Problem description:
Convert the data below into a numbered list with one line per item, omitting blank lines and the pictures.
== == ==
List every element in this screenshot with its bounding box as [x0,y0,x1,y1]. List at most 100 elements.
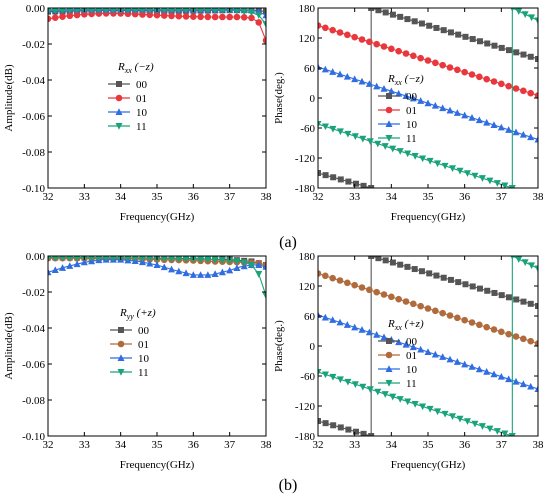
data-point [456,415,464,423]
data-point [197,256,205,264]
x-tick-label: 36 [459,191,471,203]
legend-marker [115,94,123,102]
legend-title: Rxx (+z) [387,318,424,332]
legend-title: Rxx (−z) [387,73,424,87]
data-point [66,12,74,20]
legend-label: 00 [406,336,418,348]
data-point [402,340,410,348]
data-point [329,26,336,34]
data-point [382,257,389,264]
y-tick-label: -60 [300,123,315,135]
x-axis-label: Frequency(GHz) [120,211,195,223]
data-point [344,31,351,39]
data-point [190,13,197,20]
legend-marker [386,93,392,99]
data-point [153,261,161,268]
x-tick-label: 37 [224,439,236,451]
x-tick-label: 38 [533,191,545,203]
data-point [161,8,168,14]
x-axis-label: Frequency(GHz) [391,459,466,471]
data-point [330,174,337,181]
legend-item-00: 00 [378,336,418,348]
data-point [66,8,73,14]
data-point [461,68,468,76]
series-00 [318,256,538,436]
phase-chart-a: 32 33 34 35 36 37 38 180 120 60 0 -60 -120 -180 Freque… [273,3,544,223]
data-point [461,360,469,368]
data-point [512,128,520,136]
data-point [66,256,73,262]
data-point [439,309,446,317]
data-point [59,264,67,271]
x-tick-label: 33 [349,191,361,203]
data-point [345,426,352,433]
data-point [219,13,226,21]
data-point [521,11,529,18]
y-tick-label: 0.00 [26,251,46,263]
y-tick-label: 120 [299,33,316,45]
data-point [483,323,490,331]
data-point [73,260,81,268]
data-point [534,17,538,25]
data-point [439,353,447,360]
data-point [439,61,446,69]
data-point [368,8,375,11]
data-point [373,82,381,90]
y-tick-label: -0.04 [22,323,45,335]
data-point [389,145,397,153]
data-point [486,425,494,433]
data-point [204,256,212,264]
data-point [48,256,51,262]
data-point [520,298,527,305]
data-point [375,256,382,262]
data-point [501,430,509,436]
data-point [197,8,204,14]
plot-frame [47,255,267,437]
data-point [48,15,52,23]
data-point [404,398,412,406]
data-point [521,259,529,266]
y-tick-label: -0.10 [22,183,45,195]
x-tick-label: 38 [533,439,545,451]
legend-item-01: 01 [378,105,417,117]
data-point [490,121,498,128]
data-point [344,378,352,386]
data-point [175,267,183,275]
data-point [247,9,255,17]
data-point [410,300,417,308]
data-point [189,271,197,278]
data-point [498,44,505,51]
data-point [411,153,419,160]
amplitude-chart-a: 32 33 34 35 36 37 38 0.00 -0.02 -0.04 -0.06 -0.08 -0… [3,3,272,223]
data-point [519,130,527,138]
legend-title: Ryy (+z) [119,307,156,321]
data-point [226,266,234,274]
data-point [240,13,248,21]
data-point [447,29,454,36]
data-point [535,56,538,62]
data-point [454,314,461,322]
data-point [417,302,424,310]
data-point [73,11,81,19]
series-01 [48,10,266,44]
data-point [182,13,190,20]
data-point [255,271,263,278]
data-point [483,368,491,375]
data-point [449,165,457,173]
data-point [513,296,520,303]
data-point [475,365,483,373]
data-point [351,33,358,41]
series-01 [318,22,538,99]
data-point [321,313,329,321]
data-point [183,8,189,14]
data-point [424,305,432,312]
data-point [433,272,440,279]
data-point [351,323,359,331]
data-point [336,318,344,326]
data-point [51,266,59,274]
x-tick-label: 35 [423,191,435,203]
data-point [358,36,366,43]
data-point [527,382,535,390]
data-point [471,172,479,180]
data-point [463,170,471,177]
== == ==
Solved exercise:
1. List every element in this screenshot with its bounding box as [x0,y0,x1,y1]. List at most 100 elements.
2. data-point [456,415,464,423]
3. data-point [197,256,205,264]
4. x-tick-label: 36 [459,191,471,203]
5. legend-marker [115,94,123,102]
6. legend-title: Rxx (+z) [387,318,424,332]
7. legend-title: Rxx (−z) [387,73,424,87]
8. data-point [66,12,74,20]
9. legend-label: 00 [406,336,418,348]
10. data-point [402,340,410,348]
11. data-point [329,26,336,34]
12. data-point [382,257,389,264]
13. y-tick-label: -60 [300,123,315,135]
14. x-axis-label: Frequency(GHz) [120,211,195,223]
15. data-point [344,31,351,39]
16. data-point [190,13,197,20]
17. legend-marker [386,93,392,99]
18. data-point [153,261,161,268]
19. x-tick-label: 37 [224,439,236,451]
20. x-tick-label: 38 [533,191,545,203]
21. data-point [161,8,168,14]
22. x-axis-label: Frequency(GHz) [391,459,466,471]
23. data-point [330,174,337,181]
24. legend-item-00: 00 [378,336,418,348]
25. data-point [66,8,73,14]
26. data-point [461,68,468,76]
27. series-00 [318,256,538,436]
28. phase-chart-a: 32 33 34 35 36 37 38 180 120 60 0 -60 -120 -180 Freque… [273,3,544,223]
29. data-point [461,360,469,368]
30. data-point [512,128,520,136]
31. data-point [66,256,73,262]
32. data-point [439,309,446,317]
33. data-point [59,264,67,271]
34. x-tick-label: 33 [349,191,361,203]
35. data-point [345,426,352,433]
36. data-point [219,13,226,21]
37. data-point [521,11,529,18]
38. y-tick-label: 0.00 [26,251,46,263]
39. y-tick-label: 120 [299,33,316,45]
40. data-point [483,323,490,331]
41. data-point [73,260,81,268]
42. data-point [534,17,538,25]
43. data-point [439,353,447,360]
44. data-point [439,61,446,69]
45. data-point [368,8,375,11]
46. data-point [373,82,381,90]
47. y-tick-label: -0.04 [22,323,45,335]
48. data-point [389,145,397,153]
49. data-point [486,425,494,433]
50. data-point [204,256,212,264]
51. data-point [48,256,51,262]
52. data-point [520,298,527,305]
53. data-point [375,256,382,262]
54. data-point [501,430,509,436]
55. data-point [197,8,204,14]
56. plot-frame [47,255,267,437]
57. data-point [48,15,52,23]
58. data-point [404,398,412,406]
59. data-point [521,259,529,266]
60. y-tick-label: -0.10 [22,183,45,195]
61. x-tick-label: 38 [533,439,545,451]
62. legend-item-01: 01 [378,105,417,117]
63. data-point [490,121,498,128]
64. data-point [344,378,352,386]
65. data-point [175,267,183,275]
66. data-point [247,9,255,17]
67. data-point [410,300,417,308]
68. data-point [189,271,197,278]
69. data-point [498,44,505,51]
70. data-point [411,153,419,160]
71. amplitude-chart-a: 32 33 34 35 36 37 38 0.00 -0.02 -0.04 -0.06 -0.08 -0… [3,3,272,223]
72. data-point [519,130,527,138]
73. legend-title: Ryy (+z) [119,307,156,321]
74. data-point [226,266,234,274]
75. data-point [240,13,248,21]
76. data-point [447,29,454,36]
77. data-point [535,56,538,62]
78. data-point [454,314,461,322]
79. data-point [417,302,424,310]
80. data-point [73,11,81,19]
81. series-01 [48,10,266,44]
82. data-point [182,13,190,20]
83. data-point [255,271,263,278]
84. data-point [483,368,491,375]
85. data-point [449,165,457,173]
86. data-point [513,296,520,303]
87. data-point [475,365,483,373]
88. data-point [351,33,358,41]
89. series-01 [318,22,538,99]
90. data-point [321,313,329,321]
91. data-point [183,8,189,14]
92. data-point [424,305,432,312]
93. data-point [433,272,440,279]
94. data-point [351,323,359,331]
95. data-point [336,318,344,326]
96. data-point [51,266,59,274]
97. x-tick-label: 35 [423,191,435,203]
98. data-point [358,36,366,43]
99. data-point [527,382,535,390]
100. data-point [471,172,479,180]
101. data-point [463,170,471,177]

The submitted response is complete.